■ GOAL
Nothing in the records may be left out or altered; reproduce them all exactly.

(Stored data)
>> Begin

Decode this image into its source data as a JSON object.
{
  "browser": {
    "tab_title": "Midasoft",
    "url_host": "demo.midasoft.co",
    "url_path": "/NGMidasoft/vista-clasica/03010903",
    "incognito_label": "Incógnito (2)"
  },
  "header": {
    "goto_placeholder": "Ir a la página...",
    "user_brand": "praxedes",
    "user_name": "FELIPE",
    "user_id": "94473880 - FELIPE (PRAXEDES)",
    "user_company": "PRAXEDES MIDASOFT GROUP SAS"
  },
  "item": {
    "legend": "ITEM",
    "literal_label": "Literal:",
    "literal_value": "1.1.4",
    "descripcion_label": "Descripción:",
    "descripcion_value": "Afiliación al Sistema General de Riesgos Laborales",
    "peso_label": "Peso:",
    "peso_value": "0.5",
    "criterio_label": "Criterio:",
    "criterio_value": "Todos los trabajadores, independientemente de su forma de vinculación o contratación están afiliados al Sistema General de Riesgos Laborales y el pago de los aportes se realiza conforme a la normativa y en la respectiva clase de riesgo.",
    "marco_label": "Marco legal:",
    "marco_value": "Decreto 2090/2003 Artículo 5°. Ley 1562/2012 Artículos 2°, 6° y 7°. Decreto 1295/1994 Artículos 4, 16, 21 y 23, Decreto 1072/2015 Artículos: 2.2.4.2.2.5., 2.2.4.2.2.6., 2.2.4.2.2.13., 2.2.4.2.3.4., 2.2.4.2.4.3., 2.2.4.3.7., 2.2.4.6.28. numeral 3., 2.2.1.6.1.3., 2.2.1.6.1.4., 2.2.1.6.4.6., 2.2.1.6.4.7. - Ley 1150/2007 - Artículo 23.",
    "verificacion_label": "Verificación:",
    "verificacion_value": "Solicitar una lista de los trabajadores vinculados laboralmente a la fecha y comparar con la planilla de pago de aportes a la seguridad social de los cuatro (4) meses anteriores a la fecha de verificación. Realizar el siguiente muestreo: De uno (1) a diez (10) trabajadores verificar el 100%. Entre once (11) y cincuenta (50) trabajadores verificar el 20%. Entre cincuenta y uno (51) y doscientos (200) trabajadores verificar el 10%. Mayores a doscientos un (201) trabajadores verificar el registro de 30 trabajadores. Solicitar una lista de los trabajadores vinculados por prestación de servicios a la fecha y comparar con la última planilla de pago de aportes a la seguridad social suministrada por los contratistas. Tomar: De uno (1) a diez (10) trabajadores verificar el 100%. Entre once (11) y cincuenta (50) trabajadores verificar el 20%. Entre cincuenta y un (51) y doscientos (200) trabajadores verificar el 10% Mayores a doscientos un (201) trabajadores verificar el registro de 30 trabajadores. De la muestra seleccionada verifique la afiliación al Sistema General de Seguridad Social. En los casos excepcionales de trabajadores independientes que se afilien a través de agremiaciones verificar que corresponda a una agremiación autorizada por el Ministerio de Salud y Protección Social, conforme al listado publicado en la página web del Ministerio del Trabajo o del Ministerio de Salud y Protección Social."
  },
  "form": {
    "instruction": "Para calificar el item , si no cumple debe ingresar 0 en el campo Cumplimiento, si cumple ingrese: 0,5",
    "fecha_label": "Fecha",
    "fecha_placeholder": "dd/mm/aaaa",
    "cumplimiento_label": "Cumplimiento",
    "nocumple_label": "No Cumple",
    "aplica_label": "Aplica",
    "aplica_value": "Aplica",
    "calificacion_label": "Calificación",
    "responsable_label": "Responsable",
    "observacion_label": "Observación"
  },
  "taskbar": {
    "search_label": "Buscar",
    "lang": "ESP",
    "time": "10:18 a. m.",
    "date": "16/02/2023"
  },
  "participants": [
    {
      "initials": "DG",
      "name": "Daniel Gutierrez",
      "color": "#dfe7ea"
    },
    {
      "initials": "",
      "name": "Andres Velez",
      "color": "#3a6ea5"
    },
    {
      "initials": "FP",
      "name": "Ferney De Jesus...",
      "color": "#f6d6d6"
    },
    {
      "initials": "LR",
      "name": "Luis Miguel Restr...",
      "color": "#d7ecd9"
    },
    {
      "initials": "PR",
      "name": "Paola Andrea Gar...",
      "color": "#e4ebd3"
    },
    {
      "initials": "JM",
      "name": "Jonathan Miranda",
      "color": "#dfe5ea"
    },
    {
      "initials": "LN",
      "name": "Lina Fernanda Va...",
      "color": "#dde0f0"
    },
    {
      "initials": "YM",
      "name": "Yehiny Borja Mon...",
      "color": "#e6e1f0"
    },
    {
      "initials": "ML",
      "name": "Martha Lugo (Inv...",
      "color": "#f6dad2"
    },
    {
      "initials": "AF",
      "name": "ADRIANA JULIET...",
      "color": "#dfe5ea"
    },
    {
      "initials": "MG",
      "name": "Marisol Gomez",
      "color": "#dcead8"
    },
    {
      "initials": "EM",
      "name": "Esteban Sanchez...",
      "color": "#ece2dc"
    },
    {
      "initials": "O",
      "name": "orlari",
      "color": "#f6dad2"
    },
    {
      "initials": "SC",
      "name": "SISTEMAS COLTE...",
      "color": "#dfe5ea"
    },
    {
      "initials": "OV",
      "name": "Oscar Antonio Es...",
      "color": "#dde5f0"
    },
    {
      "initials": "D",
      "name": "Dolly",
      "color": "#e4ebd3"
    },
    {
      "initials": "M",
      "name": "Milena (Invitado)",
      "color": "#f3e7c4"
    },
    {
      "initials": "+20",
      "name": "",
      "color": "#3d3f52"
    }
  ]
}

>> End

■ RESPONSE TO THIS EXERCISE
Decode this image into its source data as a JSON object.
{
  "browser": {
    "tab_title": "Midasoft",
    "url_host": "demo.midasoft.co",
    "url_path": "/NGMidasoft/vista-clasica/03010903",
    "incognito_label": "Incógnito (2)"
  },
  "header": {
    "goto_placeholder": "Ir a la página...",
    "user_brand": "praxedes",
    "user_name": "FELIPE",
    "user_id": "94473880 - FELIPE (PRAXEDES)",
    "user_company": "PRAXEDES MIDASOFT GROUP SAS"
  },
  "item": {
    "legend": "ITEM",
    "literal_label": "Literal:",
    "literal_value": "1.1.4",
    "descripcion_label": "Descripción:",
    "descripcion_value": "Afiliación al Sistema General de Riesgos Laborales",
    "peso_label": "Peso:",
    "peso_value": "0.5",
    "criterio_label": "Criterio:",
    "criterio_value": "Todos los trabajadores, independientemente de su forma de vinculación o contratación están afiliados al Sistema General de Riesgos Laborales y el pago de los aportes se realiza conforme a la normativa y en la respectiva clase de riesgo.",
    "marco_label": "Marco legal:",
    "marco_value": "Decreto 2090/2003 Artículo 5°. Ley 1562/2012 Artículos 2°, 6° y 7°. Decreto 1295/1994 Artículos 4, 16, 21 y 23, Decreto 1072/2015 Artículos: 2.2.4.2.2.5., 2.2.4.2.2.6., 2.2.4.2.2.13., 2.2.4.2.3.4., 2.2.4.2.4.3., 2.2.4.3.7., 2.2.4.6.28. numeral 3., 2.2.1.6.1.3., 2.2.1.6.1.4., 2.2.1.6.4.6., 2.2.1.6.4.7. - Ley 1150/2007 - Artículo 23.",
    "verificacion_label": "Verificación:",
    "verificacion_value": "Solicitar una lista de los trabajadores vinculados laboralmente a la fecha y comparar con la planilla de pago de aportes a la seguridad social de los cuatro (4) meses anteriores a la fecha de verificación. Realizar el siguiente muestreo: De uno (1) a diez (10) trabajadores verificar el 100%. Entre once (11) y cincuenta (50) trabajadores verificar el 20%. Entre cincuenta y uno (51) y doscientos (200) trabajadores verificar el 10%. Mayores a doscientos un (201) trabajadores verificar el registro de 30 trabajadores. Solicitar una lista de los trabajadores vinculados por prestación de servicios a la fecha y comparar con la última planilla de pago de aportes a la seguridad social suministrada por los contratistas. Tomar: De uno (1) a diez (10) trabajadores verificar el 100%. Entre once (11) y cincuenta (50) trabajadores verificar el 20%. Entre cincuenta y un (51) y doscientos (200) trabajadores verificar el 10% Mayores a doscientos un (201) trabajadores verificar el registro de 30 trabajadores. De la muestra seleccionada verifique la afiliación al Sistema General de Seguridad Social. En los casos excepcionales de trabajadores independientes que se afilien a través de agremiaciones verificar que corresponda a una agremiación autorizada por el Ministerio de Salud y Protección Social, conforme al listado publicado en la página web del Ministerio del Trabajo o del Ministerio de Salud y Protección Social."
  },
  "form": {
    "instruction": "Para calificar el item , si no cumple debe ingresar 0 en el campo Cumplimiento, si cumple ingrese: 0,5",
    "fecha_label": "Fecha",
    "fecha_placeholder": "dd/mm/aaaa",
    "cumplimiento_label": "Cumplimiento",
    "nocumple_label": "No Cumple",
    "aplica_label": "Aplica",
    "aplica_value": "Aplica",
    "calificacion_label": "Calificación",
    "responsable_label": "Responsable",
    "observacion_label": "Observación"
  },
  "taskbar": {
    "search_label": "Buscar",
    "lang": "ESP",
    "time": "10:18 a. m.",
    "date": "16/02/2023"
  },
  "participants": [
    {
      "initials": "DG",
      "name": "Daniel Gutierrez",
      "color": "#dfe7ea"
    },
    {
      "initials": "",
      "name": "Andres Velez",
      "color": "#3a6ea5"
    },
    {
      "initials": "FP",
      "name": "Ferney De Jesus...",
      "color": "#f6d6d6"
    },
    {
      "initials": "LR",
      "name": "Luis Miguel Restr...",
      "color": "#d7ecd9"
    },
    {
      "initials": "PR",
      "name": "Paola Andrea Gar...",
      "color": "#e4ebd3"
    },
    {
      "initials": "JM",
      "name": "Jonathan Miranda",
      "color": "#dfe5ea"
    },
    {
      "initials": "LN",
      "name": "Lina Fernanda Va...",
      "color": "#dde0f0"
    },
    {
      "initials": "YM",
      "name": "Yehiny Borja Mon...",
      "color": "#e6e1f0"
    },
    {
      "initials": "ML",
      "name": "Martha Lugo (Inv...",
      "color": "#f6dad2"
    },
    {
      "initials": "AF",
      "name": "ADRIANA JULIET...",
      "color": "#dfe5ea"
    },
    {
      "initials": "MG",
      "name": "Marisol Gomez",
      "color": "#dcead8"
    },
    {
      "initials": "EM",
      "name": "Esteban Sanchez...",
      "color": "#ece2dc"
    },
    {
      "initials": "O",
      "name": "orlari",
      "color": "#f6dad2"
    },
    {
      "initials": "SC",
      "name": "SISTEMAS COLTE...",
      "color": "#dfe5ea"
    },
    {
      "initials": "OV",
      "name": "Oscar Antonio Es...",
      "color": "#dde5f0"
    },
    {
      "initials": "D",
      "name": "Dolly",
      "color": "#e4ebd3"
    },
    {
      "initials": "M",
      "name": "Milena (Invitado)",
      "color": "#f3e7c4"
    },
    {
      "initials": "+20",
      "name": "",
      "color": "#3d3f52"
    }
  ]
}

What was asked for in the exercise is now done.